GOAL: Collect each line holding the string "CURE".

THE RECORDS:

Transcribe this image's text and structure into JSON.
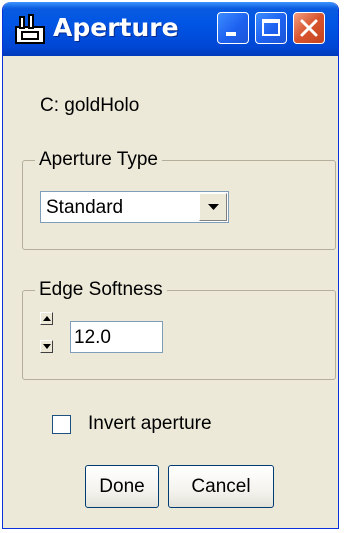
{
  "window": {
    "title": "Aperture",
    "icon": "aperture-app-icon",
    "controls": [
      "minimize-icon",
      "maximize-icon",
      "close-icon"
    ]
  },
  "label": "C: goldHolo",
  "aperture_type": {
    "group_label": "Aperture Type",
    "selected": "Standard"
  },
  "edge_softness": {
    "group_label": "Edge Softness",
    "value": "12.0"
  },
  "invert": {
    "label": "Invert aperture",
    "checked": false
  },
  "buttons": {
    "done": "Done",
    "cancel": "Cancel"
  }
}
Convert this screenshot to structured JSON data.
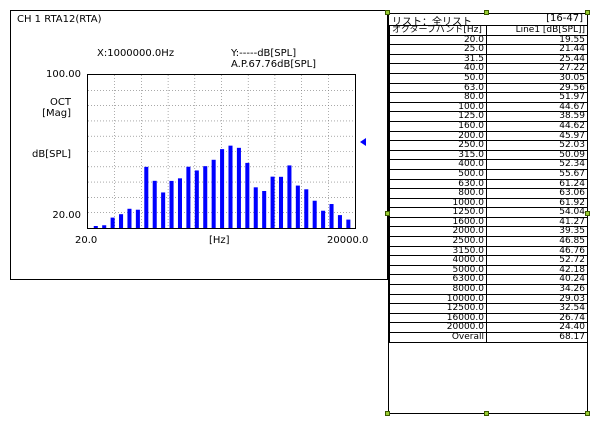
{
  "panel": {
    "title": "CH 1  RTA12(RTA)",
    "readout_x": "X:1000000.0Hz",
    "readout_y": "Y:-----dB[SPL]",
    "readout_ap": "A.P.67.76dB[SPL]",
    "y_top": "100.00",
    "y_oct": "OCT",
    "y_mag": "[Mag]",
    "y_unit": "dB[SPL]",
    "y_bottom": "20.00",
    "x_left": "20.0",
    "x_unit": "[Hz]",
    "x_right": "20000.0"
  },
  "chart_data": {
    "type": "bar",
    "ylim": [
      20,
      100
    ],
    "categories": [
      "20.0",
      "25.0",
      "31.5",
      "40.0",
      "50.0",
      "63.0",
      "80.0",
      "100.0",
      "125.0",
      "160.0",
      "200.0",
      "250.0",
      "315.0",
      "400.0",
      "500.0",
      "630.0",
      "800.0",
      "1000.0",
      "1250.0",
      "1600.0",
      "2000.0",
      "2500.0",
      "3150.0",
      "4000.0",
      "5000.0",
      "6300.0",
      "8000.0",
      "10000.0",
      "12500.0",
      "16000.0",
      "20000.0"
    ],
    "values": [
      19.55,
      21.44,
      25.44,
      27.22,
      30.05,
      29.56,
      51.97,
      44.67,
      38.59,
      44.62,
      45.97,
      52.03,
      50.09,
      52.34,
      55.67,
      61.24,
      63.06,
      61.92,
      54.04,
      41.27,
      39.35,
      46.85,
      46.76,
      52.72,
      42.18,
      40.24,
      34.26,
      29.03,
      32.54,
      26.74,
      24.4
    ],
    "color": "#0000ff"
  },
  "list": {
    "title": "リスト：全リスト",
    "range": "[16-47]",
    "col1_header": "オクターブバンド[Hz]",
    "col2_header": "Line1 [dB[SPL]]",
    "rows": [
      [
        "20.0",
        "19.55"
      ],
      [
        "25.0",
        "21.44"
      ],
      [
        "31.5",
        "25.44"
      ],
      [
        "40.0",
        "27.22"
      ],
      [
        "50.0",
        "30.05"
      ],
      [
        "63.0",
        "29.56"
      ],
      [
        "80.0",
        "51.97"
      ],
      [
        "100.0",
        "44.67"
      ],
      [
        "125.0",
        "38.59"
      ],
      [
        "160.0",
        "44.62"
      ],
      [
        "200.0",
        "45.97"
      ],
      [
        "250.0",
        "52.03"
      ],
      [
        "315.0",
        "50.09"
      ],
      [
        "400.0",
        "52.34"
      ],
      [
        "500.0",
        "55.67"
      ],
      [
        "630.0",
        "61.24"
      ],
      [
        "800.0",
        "63.06"
      ],
      [
        "1000.0",
        "61.92"
      ],
      [
        "1250.0",
        "54.04"
      ],
      [
        "1600.0",
        "41.27"
      ],
      [
        "2000.0",
        "39.35"
      ],
      [
        "2500.0",
        "46.85"
      ],
      [
        "3150.0",
        "46.76"
      ],
      [
        "4000.0",
        "52.72"
      ],
      [
        "5000.0",
        "42.18"
      ],
      [
        "6300.0",
        "40.24"
      ],
      [
        "8000.0",
        "34.26"
      ],
      [
        "10000.0",
        "29.03"
      ],
      [
        "12500.0",
        "32.54"
      ],
      [
        "16000.0",
        "26.74"
      ],
      [
        "20000.0",
        "24.40"
      ],
      [
        "Overall",
        "68.17"
      ]
    ]
  }
}
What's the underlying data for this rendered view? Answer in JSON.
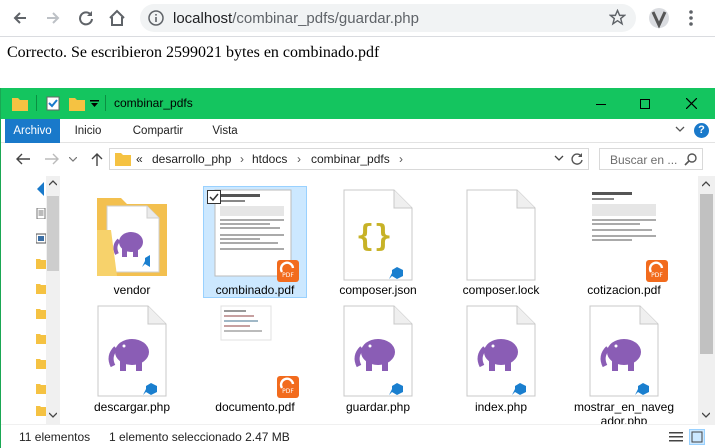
{
  "browser": {
    "url_host": "localhost",
    "url_path": "/combinar_pdfs/guardar.php"
  },
  "page": {
    "message": "Correcto. Se escribieron 2599021 bytes en combinado.pdf"
  },
  "explorer": {
    "title": "combinar_pdfs",
    "ribbon_tabs": [
      "Archivo",
      "Inicio",
      "Compartir",
      "Vista"
    ],
    "breadcrumb": {
      "overflow": "«",
      "items": [
        "desarrollo_php",
        "htdocs",
        "combinar_pdfs"
      ]
    },
    "search_placeholder": "Buscar en ...",
    "files": [
      {
        "name": "vendor",
        "type": "folder"
      },
      {
        "name": "combinado.pdf",
        "type": "pdf",
        "selected": true
      },
      {
        "name": "composer.json",
        "type": "json"
      },
      {
        "name": "composer.lock",
        "type": "blank"
      },
      {
        "name": "cotizacion.pdf",
        "type": "pdf"
      },
      {
        "name": "descargar.php",
        "type": "php"
      },
      {
        "name": "documento.pdf",
        "type": "pdf"
      },
      {
        "name": "guardar.php",
        "type": "php"
      },
      {
        "name": "index.php",
        "type": "php"
      },
      {
        "name": "mostrar_en_navegador.php",
        "type": "php"
      }
    ],
    "status": {
      "count": "11 elementos",
      "selection": "1 elemento seleccionado  2.47 MB"
    }
  },
  "colors": {
    "titlebar": "#14c55f",
    "accent": "#1979ca",
    "php": "#8a5db5",
    "vscode": "#1a7fcf",
    "foxit": "#f26b1d"
  }
}
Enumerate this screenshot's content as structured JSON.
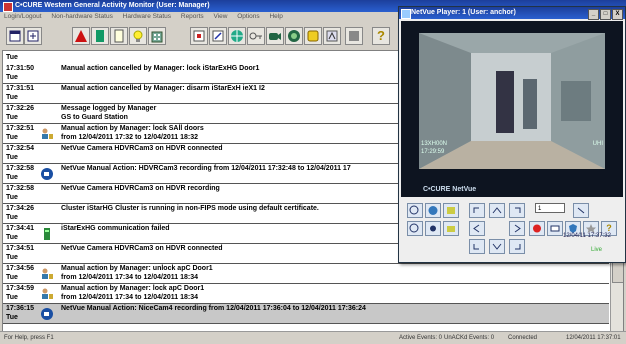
{
  "app": {
    "title": "C•CURE Western General Activity Monitor (User: Manager)",
    "menu": [
      "Login/Logout",
      "Non-hardware Status",
      "Hardware Status",
      "Reports",
      "View",
      "Options",
      "Help"
    ]
  },
  "toolbar": {
    "icons": [
      "window-icon",
      "pin-icon",
      "alarm-triangle-icon",
      "door-icon",
      "document-icon",
      "lightbulb-icon",
      "building-icon",
      "image-icon",
      "edit-icon",
      "globe-icon",
      "key-icon",
      "camera-icon",
      "record-icon",
      "badge-icon",
      "network-icon",
      "disk-icon",
      "help-icon"
    ],
    "help_label": "?"
  },
  "log": {
    "top_day": "Tue",
    "rows": [
      {
        "time": "17:31:50",
        "day": "Tue",
        "msg": "Manual action cancelled by Manager: lock iStarExHG Door1",
        "msg2": "",
        "icon": "",
        "hl": false
      },
      {
        "time": "17:31:51",
        "day": "Tue",
        "msg": "Manual action cancelled by Manager: disarm iStarExH ieX1 I2",
        "msg2": "",
        "icon": "",
        "hl": false
      },
      {
        "time": "17:32:26",
        "day": "Tue",
        "msg": "Message logged by Manager",
        "msg2": "GS to Guard Station",
        "icon": "",
        "hl": false
      },
      {
        "time": "17:32:51",
        "day": "Tue",
        "msg": "Manual action by Manager: lock SAll doors",
        "msg2": "from 12/04/2011 17:32  to  12/04/2011 18:32",
        "icon": "person-lock-icon",
        "hl": false
      },
      {
        "time": "17:32:54",
        "day": "Tue",
        "msg": "NetVue Camera HDVRCam3 on HDVR connected",
        "msg2": "",
        "icon": "",
        "hl": false
      },
      {
        "time": "17:32:58",
        "day": "Tue",
        "msg": "NetVue Manual Action: HDVRCam3 recording from 12/04/2011 17:32:48  to  12/04/2011 17",
        "msg2": "",
        "icon": "camera-record-icon",
        "hl": false
      },
      {
        "time": "17:32:58",
        "day": "Tue",
        "msg": "NetVue Camera HDVRCam3 on HDVR recording",
        "msg2": "",
        "icon": "",
        "hl": false
      },
      {
        "time": "17:34:26",
        "day": "Tue",
        "msg": "Cluster iStarHG Cluster is running in non-FIPS mode using default certificate.",
        "msg2": "",
        "icon": "",
        "hl": false
      },
      {
        "time": "17:34:41",
        "day": "Tue",
        "msg": "iStarExHG communication failed",
        "msg2": "",
        "icon": "panel-icon",
        "hl": false
      },
      {
        "time": "17:34:51",
        "day": "Tue",
        "msg": "NetVue Camera HDVRCam3 on HDVR connected",
        "msg2": "",
        "icon": "",
        "hl": false
      },
      {
        "time": "17:34:56",
        "day": "Tue",
        "msg": "Manual action by Manager: unlock apC Door1",
        "msg2": "from 12/04/2011 17:34  to  12/04/2011 18:34",
        "icon": "person-lock-icon",
        "hl": false
      },
      {
        "time": "17:34:59",
        "day": "Tue",
        "msg": "Manual action by Manager: lock apC Door1",
        "msg2": "from 12/04/2011 17:34  to  12/04/2011 18:34",
        "icon": "person-lock-icon",
        "hl": false
      },
      {
        "time": "17:36:15",
        "day": "Tue",
        "msg": "NetVue Manual Action: NiceCam4 recording from 12/04/2011 17:36:04  to  12/04/2011 17:36:24",
        "msg2": "",
        "icon": "camera-record-icon",
        "hl": true
      }
    ]
  },
  "status": {
    "help": "For Help, press F1",
    "active_events": "Active Events: 0",
    "unacked": "UnACKd Events: 0",
    "connection": "Connected",
    "datetime": "12/04/2011 17:37:01"
  },
  "player": {
    "title": "NetVue Player: 1 (User: anchor)",
    "min_label": "_",
    "max_label": "□",
    "close_label": "X",
    "cam_label": "13XH00N",
    "cam_time": "17:29:59",
    "cam_right": "UHI",
    "brand": "C•CURE NetVue",
    "spinner": "1",
    "date": "12/04/11 17:37:32",
    "live": "Live"
  },
  "colors": {
    "title_bar": "#2a5fcf",
    "highlight_row": "#c8c8c8",
    "video_bg": "#0d1420"
  }
}
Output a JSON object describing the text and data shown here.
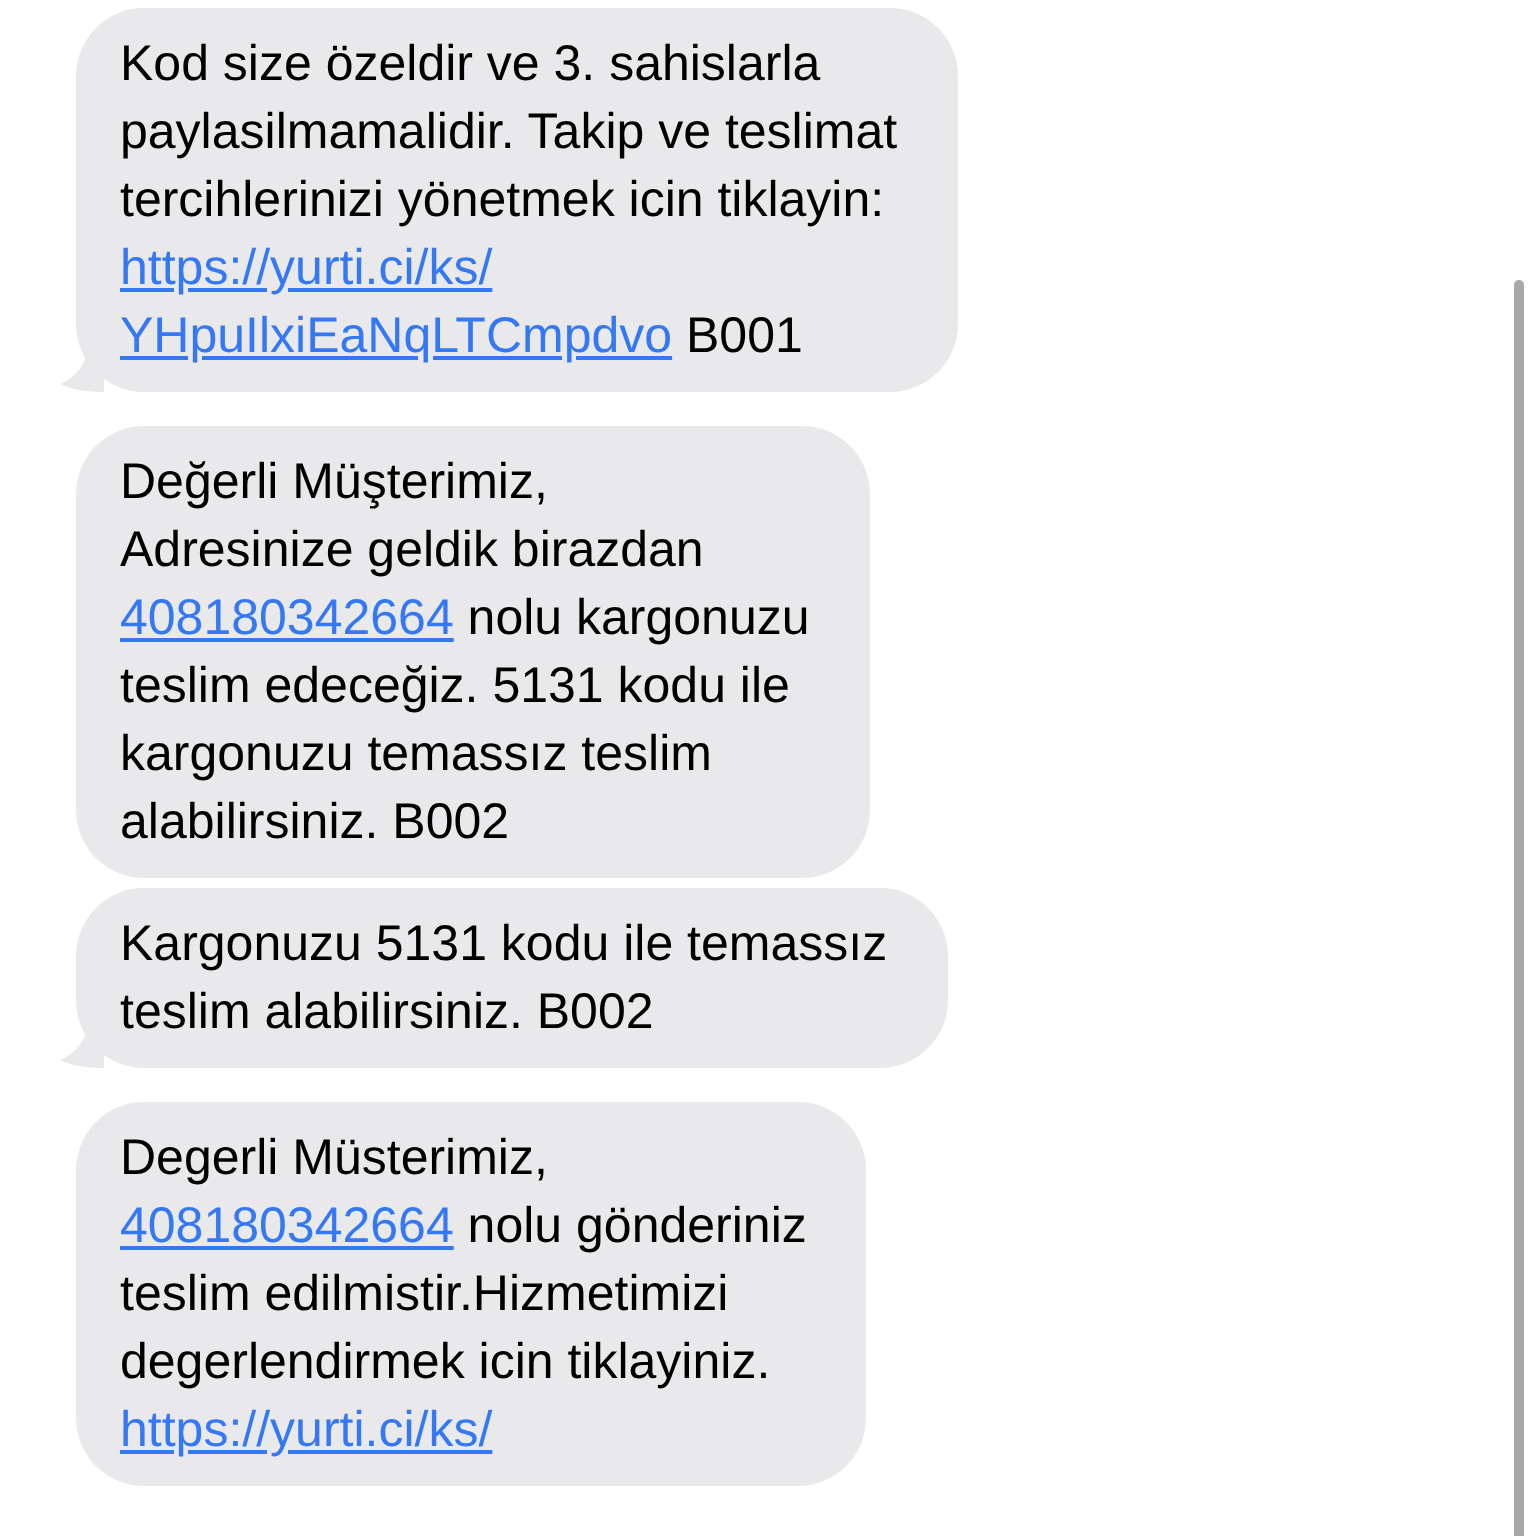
{
  "messages": [
    {
      "tail": true,
      "lines": [
        [
          {
            "kind": "text",
            "text": "Kod size özeldir ve 3. sahislarla"
          }
        ],
        [
          {
            "kind": "text",
            "text": "paylasilmamalidir. Takip ve teslimat"
          }
        ],
        [
          {
            "kind": "text",
            "text": "tercihlerinizi yönetmek icin tiklayin:"
          }
        ],
        [
          {
            "kind": "link",
            "text": "https://yurti.ci/ks/"
          }
        ],
        [
          {
            "kind": "link",
            "text": "YHpuIlxiEaNqLTCmpdvo"
          },
          {
            "kind": "text",
            "text": " B001"
          }
        ]
      ]
    },
    {
      "tail": false,
      "lines": [
        [
          {
            "kind": "text",
            "text": "Değerli Müşterimiz,"
          }
        ],
        [
          {
            "kind": "text",
            "text": "Adresinize geldik birazdan"
          }
        ],
        [
          {
            "kind": "link",
            "text": "408180342664"
          },
          {
            "kind": "text",
            "text": " nolu kargonuzu"
          }
        ],
        [
          {
            "kind": "text",
            "text": "teslim edeceğiz. 5131 kodu ile"
          }
        ],
        [
          {
            "kind": "text",
            "text": "kargonuzu temassız teslim"
          }
        ],
        [
          {
            "kind": "text",
            "text": "alabilirsiniz. B002"
          }
        ]
      ]
    },
    {
      "tail": true,
      "lines": [
        [
          {
            "kind": "text",
            "text": "Kargonuzu 5131 kodu ile temassız"
          }
        ],
        [
          {
            "kind": "text",
            "text": "teslim alabilirsiniz. B002"
          }
        ]
      ]
    },
    {
      "tail": false,
      "lines": [
        [
          {
            "kind": "text",
            "text": "Degerli Müsterimiz,"
          }
        ],
        [
          {
            "kind": "link",
            "text": "408180342664"
          },
          {
            "kind": "text",
            "text": " nolu gönderiniz"
          }
        ],
        [
          {
            "kind": "text",
            "text": "teslim edilmistir.Hizmetimizi"
          }
        ],
        [
          {
            "kind": "text",
            "text": "degerlendirmek icin tiklayiniz."
          }
        ],
        [
          {
            "kind": "link",
            "text": "https://yurti.ci/ks/"
          }
        ]
      ]
    }
  ]
}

RESULT:
    "title": "C•CURE Western General Activity Monitor (User: Manager)",
    "brand": "C•CURE NetVue",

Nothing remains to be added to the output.